## Fragmento citado
Incluir The Spirit of ’45, el estupendo documental de Ken Loach, ha sido sin duda una de las mejores decisiones del Festival de Cine de Morelia. El documental no compite, no forma parte de ninguna selección especial. Simplemente se proyectó a manera de Estreno Internacional junto con otras películas que simplemente esperan su tiempo en pantalla.

Loach describe con su ya muy conocida velocidad y precisión en los detalles y en los datos, el proceso que vivió Inglaterra en general y la ciudad de Londres en particular una vez que el final de la Segunda Guerra Mundial se vislumbraba en el horizonte. La victoria de los Aliados era un hecho y Winston Churchill (la estrella de esta película) es retratado desde la visión de sus gobernados con materiales fotográficos y fílmicos que ellos mismos registraron y que son fruto de un extenso trabajo de investigación que los convierte en información invaluable en nuestros días.

The Spirit of ’45 comienza con un tono desenfadado e incluso divertido, pero pronto demuestra que más allá de querer explicar por qué el Primer Ministro artífice de la resistencia inglesa en su propio país perdió las elecciones de ese año, 1945, quiere hablar a través de ello de la situación económica y financiera de Inglaterra, la universal crisis del 2008 y la banca rota mundial que surgió de ella.

La ventaja es que ese mensaje es más que necesario pues las visiones de documentalistas de Estados Unidos ya son conocidas y las mexicanas no han aparecido aún. Son temas que se deben discutir, hablar, entender y si el Festival de Cine de Morelia nos deja hacerlo de la mano de uno de los directores británicos más importantes y sobresalientes, bandera mayor del realismo socialista, es de aplaudirse y celebrarse.

Esperemos que de verdad el documental llegue a las pantallas mexicanas.

Antes de ella pudimos revisar Somos Mari Pepa de Samuel Isamu Kishi Leopo, de la que repetiré lo que en este mismo espacio se dijo de ella en el Festival de Guanajuato:

La película rescata a su premiado cortometraje (Mari Pepa) para extender la historia de un grupo de cuatro amigos con la peor banda de punk en la historia que, al centrarnos en el guitarrista del grupo -un adolescente típico de la clase media mexicana que está “obligado” a vivir con su abuela- entrega un buen retrato, más fresco de lo que parece, del momento que es la adolescencia y de su encontronazo con el mundo al que todos los de esa edad entrarán eventualmente.

## Datos registrados
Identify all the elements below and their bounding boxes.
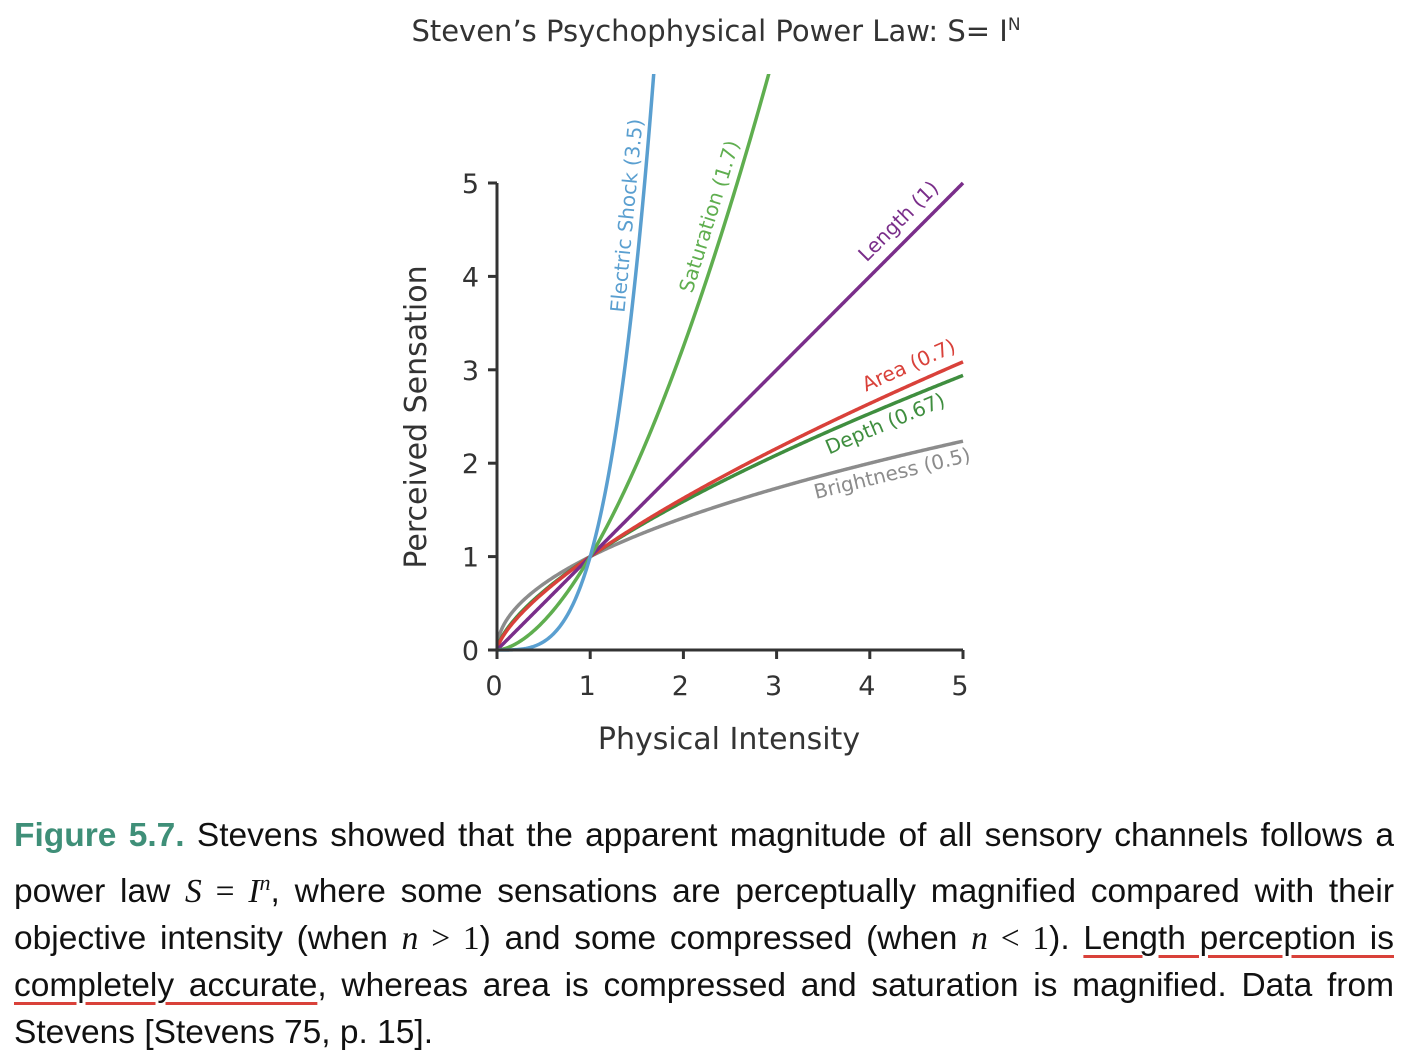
- series-line-brightness-0-5: [495, 439, 964, 651]
- equation-lhs: S: [185, 873, 202, 911]
- y-tick-label: 5: [462, 169, 479, 200]
- x-tick-label: 2: [672, 671, 689, 702]
- condition-1-rest: > 1: [418, 920, 480, 958]
- caption-text-3: ) and some compressed (when: [479, 920, 972, 958]
- x-tick-label: 5: [951, 671, 968, 702]
- y-tick-label: 0: [462, 636, 479, 667]
- series-line-area-0-7: [495, 360, 964, 651]
- y-tick-label: 2: [462, 449, 479, 480]
- series-label-length-1: Length (1): [853, 176, 943, 266]
- series-line-saturation-1-7: [496, 74, 771, 652]
- y-axis-label: Perceived Sensation: [399, 265, 434, 568]
- equation-exponent: n: [259, 870, 271, 895]
- y-tick-label: 3: [462, 356, 479, 387]
- caption-text-1: Stevens showed that the apparent magnitu…: [14, 817, 1394, 911]
- y-tick-label: 1: [462, 543, 479, 574]
- condition-2-rest: < 1: [987, 920, 1050, 958]
- chart-title: Steven’s Psychophysical Power Law: S= IN: [411, 14, 1020, 48]
- figure-caption: Figure 5.7. Stevens showed that the appa…: [14, 812, 1394, 1056]
- ticks-layer: 0 1 2 3 4 5 0 1 2 3 4 5: [462, 169, 969, 702]
- x-tick-label: 1: [579, 671, 596, 702]
- equation-base: I: [248, 873, 260, 911]
- condition-2-var: n: [971, 920, 988, 958]
- condition-1-var: n: [401, 920, 419, 958]
- caption-text-5: , whereas area is compressed and saturat…: [14, 967, 1394, 1052]
- x-tick-label: 3: [765, 671, 782, 702]
- x-tick-label: 4: [858, 671, 875, 702]
- equation-operator: =: [201, 873, 249, 911]
- series-line-length-1: [495, 181, 965, 652]
- x-axis-label: Physical Intensity: [598, 722, 860, 757]
- caption-text-4: ).: [1049, 920, 1084, 958]
- x-tick-label: 0: [485, 671, 502, 702]
- caption-text-2: , where some sensations are perceptually…: [14, 873, 1395, 958]
- highlighted-statement: Length perception is completely accurate: [14, 920, 1394, 1005]
- y-tick-label: 4: [462, 262, 479, 293]
- figure-label: Figure 5.7.: [14, 817, 185, 854]
- series-labels: Electric Shock (3.5) Saturation (1.7) Leng…: [605, 118, 972, 504]
- power-law-chart: Steven’s Psychophysical Power Law: S= IN…: [399, 14, 1021, 757]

## Reto
Prolonga la crónica sobre el Festival de Cine de Morelia a partir de su último párrafo. No hace falta consultar los datos.

## Respuesta
Kishi Leopo tiene un ojo hábil para registrar la interacción de este grupo de amigos y, aunque largos y monótonos, los capítulos de ensayo de la banda demuestran que tomando las cosas con calma se obtiene realismo y se deja al público entrar a la historia que se quiere contar. Kishi Leopo lo consigue pero, curiosamente, al dedicarse a contar la historia que le interesa, la película se siente dividida en dos tonos: el juvenil casi documental y el de un director lleno de memorias que quiere contar cómo su personaje central (que ha perdido su guitarra, que no se comunica con su padre pero que a su manera lo hace con su abuela, sin rumbo en la cabeza típica del adolescente) obtiene sus propios recuerdos.

La cinta funciona, se siente amable y deja ver incluso la enorme depresión en que vive una ciudad como Guadalajara, que paso a paso, error tras error, pierde encanto y sobre todo futuro. Eso sí, ello resulta el tema ideal para este pequeño viaje punk sin pretensiones. El problema es que, conforme el final se acerca, a veces uno cree que la cinta debió de tener algunas.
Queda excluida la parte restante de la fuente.